-------- Dataset records

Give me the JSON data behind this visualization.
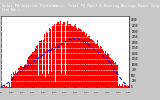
{
  "title": "Solar PV/Inverter Performance  Total PV Panel & Running Average Power Output",
  "subtitle": "Live kWh = --",
  "plot_bg": "#ffffff",
  "bar_color": "#ff0000",
  "avg_line_color": "#0000cc",
  "grid_color": "#ffffff",
  "yticks": [
    0,
    250,
    500,
    750,
    1000,
    1250,
    1500,
    1750,
    2000,
    2250,
    2500,
    2750,
    3000
  ],
  "ylim": [
    0,
    3200
  ],
  "header_bg": "#555555",
  "header_text_color": "#ffffff",
  "xaxis_bg": "#d0d0d0",
  "right_margin_bg": "#e8e8e8",
  "n_bars": 144,
  "seed": 12
}
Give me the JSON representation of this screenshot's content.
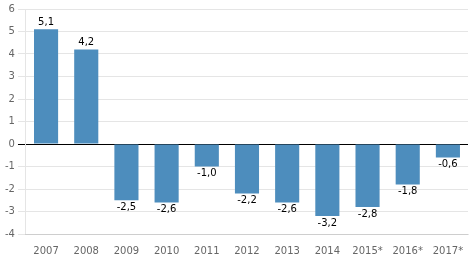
{
  "chart_data": {
    "type": "bar",
    "categories": [
      "2007",
      "2008",
      "2009",
      "2010",
      "2011",
      "2012",
      "2013",
      "2014",
      "2015*",
      "2016*",
      "2017*"
    ],
    "values": [
      5.1,
      4.2,
      -2.5,
      -2.6,
      -1.0,
      -2.2,
      -2.6,
      -3.2,
      -2.8,
      -1.8,
      -0.6
    ],
    "value_labels": [
      "5,1",
      "4,2",
      "-2,5",
      "-2,6",
      "-1,0",
      "-2,2",
      "-2,6",
      "-3,2",
      "-2,8",
      "-1,8",
      "-0,6"
    ],
    "data_labels": true,
    "color": "#4D8DBD",
    "ylim": [
      -4,
      6
    ],
    "yticks": [
      -4,
      -3,
      -2,
      -1,
      0,
      1,
      2,
      3,
      4,
      5,
      6
    ],
    "grid": true
  }
}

----------------

**Exercise brief:** Copy all lines from the material that include "JSON".

**Task solution:**
Give me the JSON data behind this visualization.
Give me the JSON representation of this screenshot's content.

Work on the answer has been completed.